#### [Exercise details]
Extract the text of each entry below exactly, leaving every image behind.

##### Supplied data

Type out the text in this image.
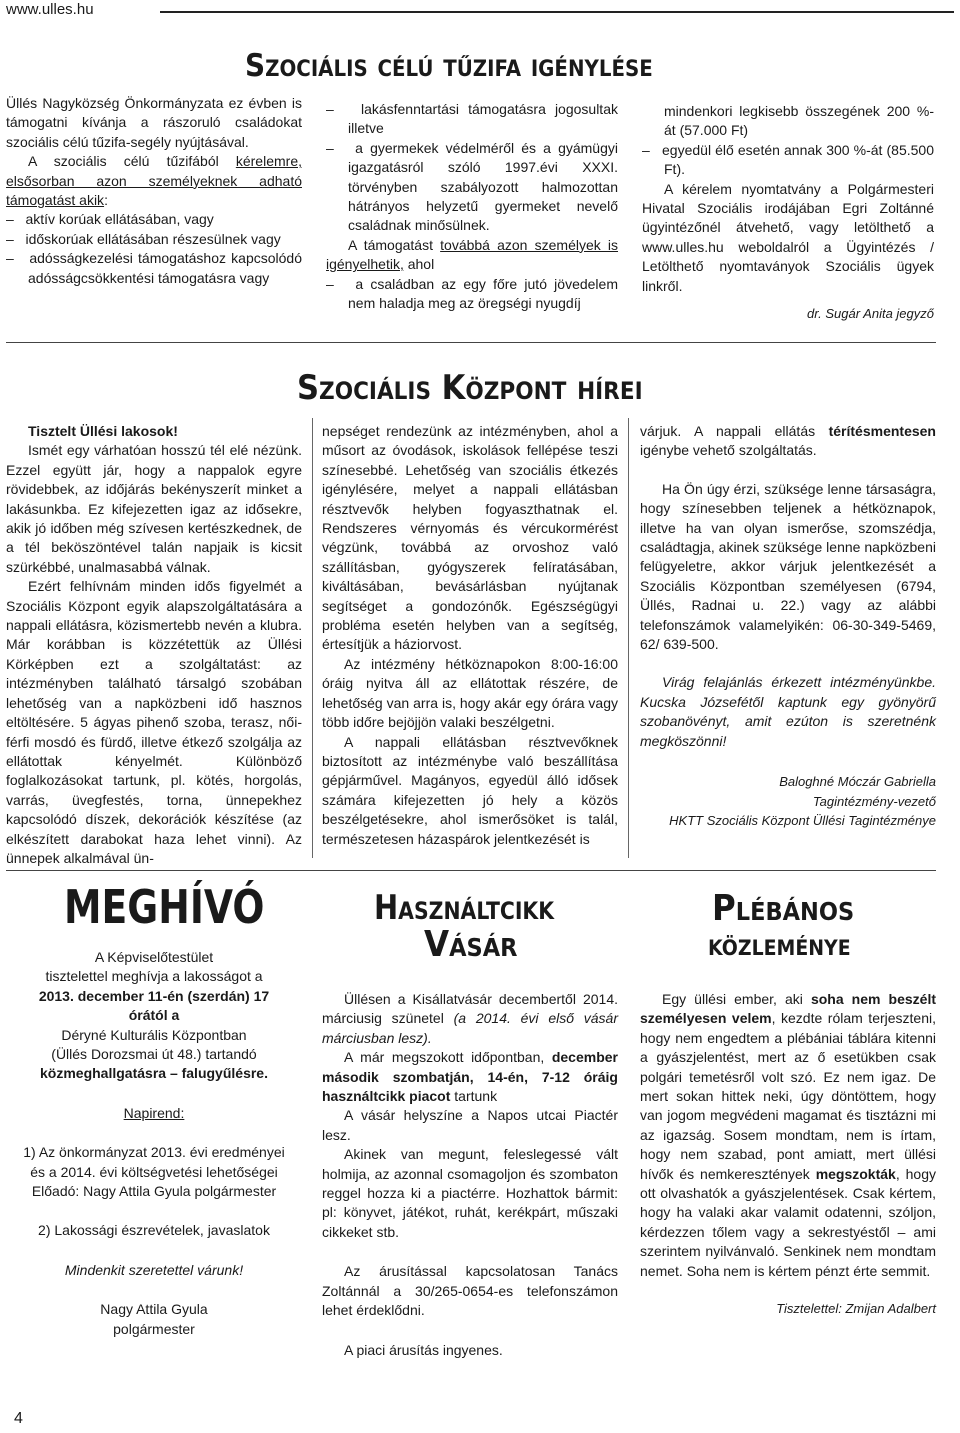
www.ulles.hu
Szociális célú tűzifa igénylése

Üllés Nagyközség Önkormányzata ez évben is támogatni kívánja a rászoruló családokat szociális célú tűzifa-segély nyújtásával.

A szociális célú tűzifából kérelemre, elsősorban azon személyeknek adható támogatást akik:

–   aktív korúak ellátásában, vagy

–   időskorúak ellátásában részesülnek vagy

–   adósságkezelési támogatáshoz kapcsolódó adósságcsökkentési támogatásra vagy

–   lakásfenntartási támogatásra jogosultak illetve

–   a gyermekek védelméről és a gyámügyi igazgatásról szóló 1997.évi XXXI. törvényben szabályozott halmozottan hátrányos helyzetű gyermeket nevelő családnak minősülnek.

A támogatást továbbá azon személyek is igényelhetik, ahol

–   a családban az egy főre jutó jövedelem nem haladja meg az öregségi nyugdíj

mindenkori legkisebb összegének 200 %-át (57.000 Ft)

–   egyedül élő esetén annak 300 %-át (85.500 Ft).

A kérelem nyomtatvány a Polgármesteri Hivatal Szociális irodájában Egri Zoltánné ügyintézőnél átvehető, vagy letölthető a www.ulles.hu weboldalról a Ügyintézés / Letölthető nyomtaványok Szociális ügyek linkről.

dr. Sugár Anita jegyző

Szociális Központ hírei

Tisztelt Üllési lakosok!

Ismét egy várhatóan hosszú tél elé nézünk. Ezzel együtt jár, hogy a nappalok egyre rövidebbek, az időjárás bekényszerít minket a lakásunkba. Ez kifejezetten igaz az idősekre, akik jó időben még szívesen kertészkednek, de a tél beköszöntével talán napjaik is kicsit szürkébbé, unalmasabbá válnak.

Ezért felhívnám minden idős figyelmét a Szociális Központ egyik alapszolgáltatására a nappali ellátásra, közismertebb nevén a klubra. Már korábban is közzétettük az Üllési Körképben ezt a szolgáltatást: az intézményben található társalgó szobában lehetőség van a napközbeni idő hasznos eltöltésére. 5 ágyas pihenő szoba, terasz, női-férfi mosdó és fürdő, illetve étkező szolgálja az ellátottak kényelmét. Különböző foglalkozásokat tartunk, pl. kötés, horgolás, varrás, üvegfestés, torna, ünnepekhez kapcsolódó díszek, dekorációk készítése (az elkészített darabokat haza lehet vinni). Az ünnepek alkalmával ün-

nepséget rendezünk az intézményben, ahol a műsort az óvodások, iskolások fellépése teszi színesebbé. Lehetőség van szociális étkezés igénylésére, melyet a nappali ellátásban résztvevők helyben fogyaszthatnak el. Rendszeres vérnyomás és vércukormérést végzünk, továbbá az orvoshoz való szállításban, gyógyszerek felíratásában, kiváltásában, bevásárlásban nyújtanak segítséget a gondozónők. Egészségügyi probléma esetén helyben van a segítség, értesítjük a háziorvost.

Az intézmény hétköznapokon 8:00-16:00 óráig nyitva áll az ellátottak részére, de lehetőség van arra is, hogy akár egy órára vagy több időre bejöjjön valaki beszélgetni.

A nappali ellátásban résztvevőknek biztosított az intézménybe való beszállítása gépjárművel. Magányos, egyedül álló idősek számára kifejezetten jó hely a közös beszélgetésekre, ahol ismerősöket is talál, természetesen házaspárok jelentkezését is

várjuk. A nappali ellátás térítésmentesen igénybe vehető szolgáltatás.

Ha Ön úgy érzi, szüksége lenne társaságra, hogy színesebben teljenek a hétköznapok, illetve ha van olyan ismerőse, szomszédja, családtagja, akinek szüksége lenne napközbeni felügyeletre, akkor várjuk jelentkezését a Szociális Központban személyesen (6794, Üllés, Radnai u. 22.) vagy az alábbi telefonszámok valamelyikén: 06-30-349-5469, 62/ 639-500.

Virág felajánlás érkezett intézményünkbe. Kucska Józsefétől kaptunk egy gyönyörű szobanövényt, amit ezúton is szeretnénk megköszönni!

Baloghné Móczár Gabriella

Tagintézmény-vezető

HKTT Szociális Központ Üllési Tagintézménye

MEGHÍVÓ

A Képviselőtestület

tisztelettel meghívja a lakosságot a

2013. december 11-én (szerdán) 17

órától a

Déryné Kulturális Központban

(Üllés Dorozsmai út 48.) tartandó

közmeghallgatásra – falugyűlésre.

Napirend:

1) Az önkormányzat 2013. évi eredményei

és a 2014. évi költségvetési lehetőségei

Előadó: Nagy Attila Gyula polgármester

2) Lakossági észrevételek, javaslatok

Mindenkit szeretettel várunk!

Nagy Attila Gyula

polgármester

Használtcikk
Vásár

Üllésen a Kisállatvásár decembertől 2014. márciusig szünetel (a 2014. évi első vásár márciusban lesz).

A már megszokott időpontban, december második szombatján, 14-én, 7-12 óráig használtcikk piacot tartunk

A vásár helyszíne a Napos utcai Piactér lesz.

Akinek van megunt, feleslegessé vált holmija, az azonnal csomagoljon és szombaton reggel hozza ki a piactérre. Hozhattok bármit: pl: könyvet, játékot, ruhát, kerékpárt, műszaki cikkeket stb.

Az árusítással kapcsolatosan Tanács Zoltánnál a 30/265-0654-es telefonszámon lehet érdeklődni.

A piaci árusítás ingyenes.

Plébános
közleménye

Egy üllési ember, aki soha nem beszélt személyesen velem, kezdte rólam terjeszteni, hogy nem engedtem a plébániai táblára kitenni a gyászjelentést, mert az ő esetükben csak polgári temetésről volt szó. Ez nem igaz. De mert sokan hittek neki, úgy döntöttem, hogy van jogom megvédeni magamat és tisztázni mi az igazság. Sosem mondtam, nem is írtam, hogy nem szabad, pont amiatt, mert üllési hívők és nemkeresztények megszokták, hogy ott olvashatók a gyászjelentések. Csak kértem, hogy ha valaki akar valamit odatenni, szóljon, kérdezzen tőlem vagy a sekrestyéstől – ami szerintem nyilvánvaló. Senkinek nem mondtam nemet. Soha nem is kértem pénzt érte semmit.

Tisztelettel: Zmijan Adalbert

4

##########

#### [Task solution]
Type out the text in this image.
www.ulles.hu
Szociális célú tűzifa igénylése

Üllés Nagyközség Önkormányzata ez évben is támogatni kívánja a rászoruló családokat szociális célú tűzifa-segély nyújtásával.

A szociális célú tűzifából kérelemre, elsősorban azon személyeknek adható támogatást akik:

–   aktív korúak ellátásában, vagy

–   időskorúak ellátásában részesülnek vagy

–   adósságkezelési támogatáshoz kapcsolódó adósságcsökkentési támogatásra vagy

–   lakásfenntartási támogatásra jogosultak illetve

–   a gyermekek védelméről és a gyámügyi igazgatásról szóló 1997.évi XXXI. törvényben szabályozott halmozottan hátrányos helyzetű gyermeket nevelő családnak minősülnek.

A támogatást továbbá azon személyek is igényelhetik, ahol

–   a családban az egy főre jutó jövedelem nem haladja meg az öregségi nyugdíj

mindenkori legkisebb összegének 200 %-át (57.000 Ft)

–   egyedül élő esetén annak 300 %-át (85.500 Ft).

A kérelem nyomtatvány a Polgármesteri Hivatal Szociális irodájában Egri Zoltánné ügyintézőnél átvehető, vagy letölthető a www.ulles.hu weboldalról a Ügyintézés / Letölthető nyomtaványok Szociális ügyek linkről.

dr. Sugár Anita jegyző

Szociális Központ hírei

Tisztelt Üllési lakosok!

Ismét egy várhatóan hosszú tél elé nézünk. Ezzel együtt jár, hogy a nappalok egyre rövidebbek, az időjárás bekényszerít minket a lakásunkba. Ez kifejezetten igaz az idősekre, akik jó időben még szívesen kertészkednek, de a tél beköszöntével talán napjaik is kicsit szürkébbé, unalmasabbá válnak.

Ezért felhívnám minden idős figyelmét a Szociális Központ egyik alapszolgáltatására a nappali ellátásra, közismertebb nevén a klubra. Már korábban is közzétettük az Üllési Körképben ezt a szolgáltatást: az intézményben található társalgó szobában lehetőség van a napközbeni idő hasznos eltöltésére. 5 ágyas pihenő szoba, terasz, női-férfi mosdó és fürdő, illetve étkező szolgálja az ellátottak kényelmét. Különböző foglalkozásokat tartunk, pl. kötés, horgolás, varrás, üvegfestés, torna, ünnepekhez kapcsolódó díszek, dekorációk készítése (az elkészített darabokat haza lehet vinni). Az ünnepek alkalmával ün-

nepséget rendezünk az intézményben, ahol a műsort az óvodások, iskolások fellépése teszi színesebbé. Lehetőség van szociális étkezés igénylésére, melyet a nappali ellátásban résztvevők helyben fogyaszthatnak el. Rendszeres vérnyomás és vércukormérést végzünk, továbbá az orvoshoz való szállításban, gyógyszerek felíratásában, kiváltásában, bevásárlásban nyújtanak segítséget a gondozónők. Egészségügyi probléma esetén helyben van a segítség, értesítjük a háziorvost.

Az intézmény hétköznapokon 8:00-16:00 óráig nyitva áll az ellátottak részére, de lehetőség van arra is, hogy akár egy órára vagy több időre bejöjjön valaki beszélgetni.

A nappali ellátásban résztvevőknek biztosított az intézménybe való beszállítása gépjárművel. Magányos, egyedül álló idősek számára kifejezetten jó hely a közös beszélgetésekre, ahol ismerősöket is talál, természetesen házaspárok jelentkezését is

várjuk. A nappali ellátás térítésmentesen igénybe vehető szolgáltatás.

Ha Ön úgy érzi, szüksége lenne társaságra, hogy színesebben teljenek a hétköznapok, illetve ha van olyan ismerőse, szomszédja, családtagja, akinek szüksége lenne napközbeni felügyeletre, akkor várjuk jelentkezését a Szociális Központban személyesen (6794, Üllés, Radnai u. 22.) vagy az alábbi telefonszámok valamelyikén: 06-30-349-5469, 62/ 639-500.

Virág felajánlás érkezett intézményünkbe. Kucska Józsefétől kaptunk egy gyönyörű szobanövényt, amit ezúton is szeretnénk megköszönni!

Baloghné Móczár Gabriella

Tagintézmény-vezető

HKTT Szociális Központ Üllési Tagintézménye

MEGHÍVÓ

A Képviselőtestület

tisztelettel meghívja a lakosságot a

2013. december 11-én (szerdán) 17

órától a

Déryné Kulturális Központban

(Üllés Dorozsmai út 48.) tartandó

közmeghallgatásra – falugyűlésre.

Napirend:

1) Az önkormányzat 2013. évi eredményei

és a 2014. évi költségvetési lehetőségei

Előadó: Nagy Attila Gyula polgármester

2) Lakossági észrevételek, javaslatok

Mindenkit szeretettel várunk!

Nagy Attila Gyula

polgármester

Használtcikk
Vásár

Üllésen a Kisállatvásár decembertől 2014. márciusig szünetel (a 2014. évi első vásár márciusban lesz).

A már megszokott időpontban, december második szombatján, 14-én, 7-12 óráig használtcikk piacot tartunk

A vásár helyszíne a Napos utcai Piactér lesz.

Akinek van megunt, feleslegessé vált holmija, az azonnal csomagoljon és szombaton reggel hozza ki a piactérre. Hozhattok bármit: pl: könyvet, játékot, ruhát, kerékpárt, műszaki cikkeket stb.

Az árusítással kapcsolatosan Tanács Zoltánnál a 30/265-0654-es telefonszámon lehet érdeklődni.

A piaci árusítás ingyenes.

Plébános
közleménye

Egy üllési ember, aki soha nem beszélt személyesen velem, kezdte rólam terjeszteni, hogy nem engedtem a plébániai táblára kitenni a gyászjelentést, mert az ő esetükben csak polgári temetésről volt szó. Ez nem igaz. De mert sokan hittek neki, úgy döntöttem, hogy van jogom megvédeni magamat és tisztázni mi az igazság. Sosem mondtam, nem is írtam, hogy nem szabad, pont amiatt, mert üllési hívők és nemkeresztények megszokták, hogy ott olvashatók a gyászjelentések. Csak kértem, hogy ha valaki akar valamit odatenni, szóljon, kérdezzen tőlem vagy a sekrestyéstől – ami szerintem nyilvánvaló. Senkinek nem mondtam nemet. Soha nem is kértem pénzt érte semmit.

Tisztelettel: Zmijan Adalbert

4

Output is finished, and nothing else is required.